• **PROBLEM DESCRIPTION**: The records that follow must be reproduced in full, exactly as written.

··· EXERCISE INPUT

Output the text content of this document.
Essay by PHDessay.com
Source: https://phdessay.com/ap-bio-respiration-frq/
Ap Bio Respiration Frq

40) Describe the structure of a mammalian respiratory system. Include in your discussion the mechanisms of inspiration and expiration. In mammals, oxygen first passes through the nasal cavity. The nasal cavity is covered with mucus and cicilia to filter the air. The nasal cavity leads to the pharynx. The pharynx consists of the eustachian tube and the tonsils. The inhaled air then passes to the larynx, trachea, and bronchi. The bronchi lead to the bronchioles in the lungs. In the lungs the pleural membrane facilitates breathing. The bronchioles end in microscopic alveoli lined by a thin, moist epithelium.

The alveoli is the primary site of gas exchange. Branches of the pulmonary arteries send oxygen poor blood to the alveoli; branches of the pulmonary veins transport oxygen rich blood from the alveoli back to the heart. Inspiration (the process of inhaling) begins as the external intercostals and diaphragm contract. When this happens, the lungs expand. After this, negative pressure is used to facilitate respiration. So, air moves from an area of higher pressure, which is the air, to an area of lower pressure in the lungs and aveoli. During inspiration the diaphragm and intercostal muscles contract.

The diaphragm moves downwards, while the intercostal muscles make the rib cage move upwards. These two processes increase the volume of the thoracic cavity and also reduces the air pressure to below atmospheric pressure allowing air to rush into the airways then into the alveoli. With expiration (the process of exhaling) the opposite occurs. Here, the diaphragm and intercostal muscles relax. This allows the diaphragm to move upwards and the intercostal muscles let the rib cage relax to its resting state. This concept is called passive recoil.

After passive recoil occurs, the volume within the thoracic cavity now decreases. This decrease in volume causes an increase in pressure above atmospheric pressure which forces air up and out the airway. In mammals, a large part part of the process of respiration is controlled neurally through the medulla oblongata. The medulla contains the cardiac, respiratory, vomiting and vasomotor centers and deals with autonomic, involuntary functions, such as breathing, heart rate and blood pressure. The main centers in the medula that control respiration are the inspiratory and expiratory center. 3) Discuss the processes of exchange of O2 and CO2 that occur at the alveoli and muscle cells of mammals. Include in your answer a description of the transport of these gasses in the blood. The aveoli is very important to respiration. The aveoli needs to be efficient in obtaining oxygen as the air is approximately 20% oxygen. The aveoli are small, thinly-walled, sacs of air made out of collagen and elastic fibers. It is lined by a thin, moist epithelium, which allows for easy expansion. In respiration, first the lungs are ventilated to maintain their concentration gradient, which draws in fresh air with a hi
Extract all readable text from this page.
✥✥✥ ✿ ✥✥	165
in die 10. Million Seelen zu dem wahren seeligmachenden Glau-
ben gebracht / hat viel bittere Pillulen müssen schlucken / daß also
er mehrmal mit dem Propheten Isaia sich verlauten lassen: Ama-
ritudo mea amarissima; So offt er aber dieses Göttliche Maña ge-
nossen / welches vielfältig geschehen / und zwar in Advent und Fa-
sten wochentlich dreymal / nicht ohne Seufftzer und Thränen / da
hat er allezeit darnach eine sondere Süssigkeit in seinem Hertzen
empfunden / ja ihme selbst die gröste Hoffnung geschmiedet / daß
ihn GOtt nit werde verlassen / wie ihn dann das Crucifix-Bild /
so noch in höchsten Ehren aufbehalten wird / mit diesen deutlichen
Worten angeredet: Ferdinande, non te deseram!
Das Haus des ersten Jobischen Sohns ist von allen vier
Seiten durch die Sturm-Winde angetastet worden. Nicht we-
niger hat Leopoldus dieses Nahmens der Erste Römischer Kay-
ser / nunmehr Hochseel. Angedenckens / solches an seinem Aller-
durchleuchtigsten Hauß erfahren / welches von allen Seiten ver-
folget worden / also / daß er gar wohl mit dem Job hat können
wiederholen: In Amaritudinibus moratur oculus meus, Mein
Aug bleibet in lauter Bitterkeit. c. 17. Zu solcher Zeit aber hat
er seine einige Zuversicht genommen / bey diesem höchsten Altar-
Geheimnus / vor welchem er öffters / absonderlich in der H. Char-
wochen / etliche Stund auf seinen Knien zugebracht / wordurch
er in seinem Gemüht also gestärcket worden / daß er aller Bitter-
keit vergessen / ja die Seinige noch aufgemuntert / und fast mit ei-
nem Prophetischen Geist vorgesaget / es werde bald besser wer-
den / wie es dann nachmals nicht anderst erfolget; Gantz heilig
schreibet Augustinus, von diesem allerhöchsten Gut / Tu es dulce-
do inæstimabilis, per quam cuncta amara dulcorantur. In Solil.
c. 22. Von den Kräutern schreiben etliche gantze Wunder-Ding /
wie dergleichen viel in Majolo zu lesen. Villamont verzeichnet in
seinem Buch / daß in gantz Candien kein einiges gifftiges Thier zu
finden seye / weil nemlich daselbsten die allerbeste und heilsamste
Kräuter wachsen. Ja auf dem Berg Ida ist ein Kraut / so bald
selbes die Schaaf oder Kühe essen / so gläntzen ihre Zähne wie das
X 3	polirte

······

• **WRITTEN RESPONSE**:
Output the text content of this document.
Essay by PHDessay.com
Source: https://phdessay.com/ap-bio-respiration-frq/
Ap Bio Respiration Frq

40) Describe the structure of a mammalian respiratory system. Include in your discussion the mechanisms of inspiration and expiration. In mammals, oxygen first passes through the nasal cavity. The nasal cavity is covered with mucus and cicilia to filter the air. The nasal cavity leads to the pharynx. The pharynx consists of the eustachian tube and the tonsils. The inhaled air then passes to the larynx, trachea, and bronchi. The bronchi lead to the bronchioles in the lungs. In the lungs the pleural membrane facilitates breathing. The bronchioles end in microscopic alveoli lined by a thin, moist epithelium.

The alveoli is the primary site of gas exchange. Branches of the pulmonary arteries send oxygen poor blood to the alveoli; branches of the pulmonary veins transport oxygen rich blood from the alveoli back to the heart. Inspiration (the process of inhaling) begins as the external intercostals and diaphragm contract. When this happens, the lungs expand. After this, negative pressure is used to facilitate respiration. So, air moves from an area of higher pressure, which is the air, to an area of lower pressure in the lungs and aveoli. During inspiration the diaphragm and intercostal muscles contract.

The diaphragm moves downwards, while the intercostal muscles make the rib cage move upwards. These two processes increase the volume of the thoracic cavity and also reduces the air pressure to below atmospheric pressure allowing air to rush into the airways then into the alveoli. With expiration (the process of exhaling) the opposite occurs. Here, the diaphragm and intercostal muscles relax. This allows the diaphragm to move upwards and the intercostal muscles let the rib cage relax to its resting state. This concept is called passive recoil.

After passive recoil occurs, the volume within the thoracic cavity now decreases. This decrease in volume causes an increase in pressure above atmospheric pressure which forces air up and out the airway. In mammals, a large part part of the process of respiration is controlled neurally through the medulla oblongata. The medulla contains the cardiac, respiratory, vomiting and vasomotor centers and deals with autonomic, involuntary functions, such as breathing, heart rate and blood pressure. The main centers in the medula that control respiration are the inspiratory and expiratory center. 3) Discuss the processes of exchange of O2 and CO2 that occur at the alveoli and muscle cells of mammals. Include in your answer a description of the transport of these gasses in the blood. The aveoli is very important to respiration. The aveoli needs to be efficient in obtaining oxygen as the air is approximately 20% oxygen. The aveoli are small, thinly-walled, sacs of air made out of collagen and elastic fibers. It is lined by a thin, moist epithelium, which allows for easy expansion. In respiration, first the lungs are ventilated to maintain their concentration gradient, which draws in fresh air with a hi
Extract all readable text from this page.
✥✥✥ ✿ ✥✥	165
in die 10. Million Seelen zu dem wahren seeligmachenden Glau-
ben gebracht / hat viel bittere Pillulen müssen schlucken / daß also
er mehrmal mit dem Propheten Isaia sich verlauten lassen: Ama-
ritudo mea amarissima; So offt er aber dieses Göttliche Maña ge-
nossen / welches vielfältig geschehen / und zwar in Advent und Fa-
sten wochentlich dreymal / nicht ohne Seufftzer und Thränen / da
hat er allezeit darnach eine sondere Süssigkeit in seinem Hertzen
empfunden / ja ihme selbst die gröste Hoffnung geschmiedet / daß
ihn GOtt nit werde verlassen / wie ihn dann das Crucifix-Bild /
so noch in höchsten Ehren aufbehalten wird / mit diesen deutlichen
Worten angeredet: Ferdinande, non te deseram!
Das Haus des ersten Jobischen Sohns ist von allen vier
Seiten durch die Sturm-Winde angetastet worden. Nicht we-
niger hat Leopoldus dieses Nahmens der Erste Römischer Kay-
ser / nunmehr Hochseel. Angedenckens / solches an seinem Aller-
durchleuchtigsten Hauß erfahren / welches von allen Seiten ver-
folget worden / also / daß er gar wohl mit dem Job hat können
wiederholen: In Amaritudinibus moratur oculus meus, Mein
Aug bleibet in lauter Bitterkeit. c. 17. Zu solcher Zeit aber hat
er seine einige Zuversicht genommen / bey diesem höchsten Altar-
Geheimnus / vor welchem er öffters / absonderlich in der H. Char-
wochen / etliche Stund auf seinen Knien zugebracht / wordurch
er in seinem Gemüht also gestärcket worden / daß er aller Bitter-
keit vergessen / ja die Seinige noch aufgemuntert / und fast mit ei-
nem Prophetischen Geist vorgesaget / es werde bald besser wer-
den / wie es dann nachmals nicht anderst erfolget; Gantz heilig
schreibet Augustinus, von diesem allerhöchsten Gut / Tu es dulce-
do inæstimabilis, per quam cuncta amara dulcorantur. In Solil.
c. 22. Von den Kräutern schreiben etliche gantze Wunder-Ding /
wie dergleichen viel in Majolo zu lesen. Villamont verzeichnet in
seinem Buch / daß in gantz Candien kein einiges gifftiges Thier zu
finden seye / weil nemlich daselbsten die allerbeste und heilsamste
Kräuter wachsen. Ja auf dem Berg Ida ist ein Kraut / so bald
selbes die Schaaf oder Kühe essen / so gläntzen ihre Zähne wie das
X 3	polirte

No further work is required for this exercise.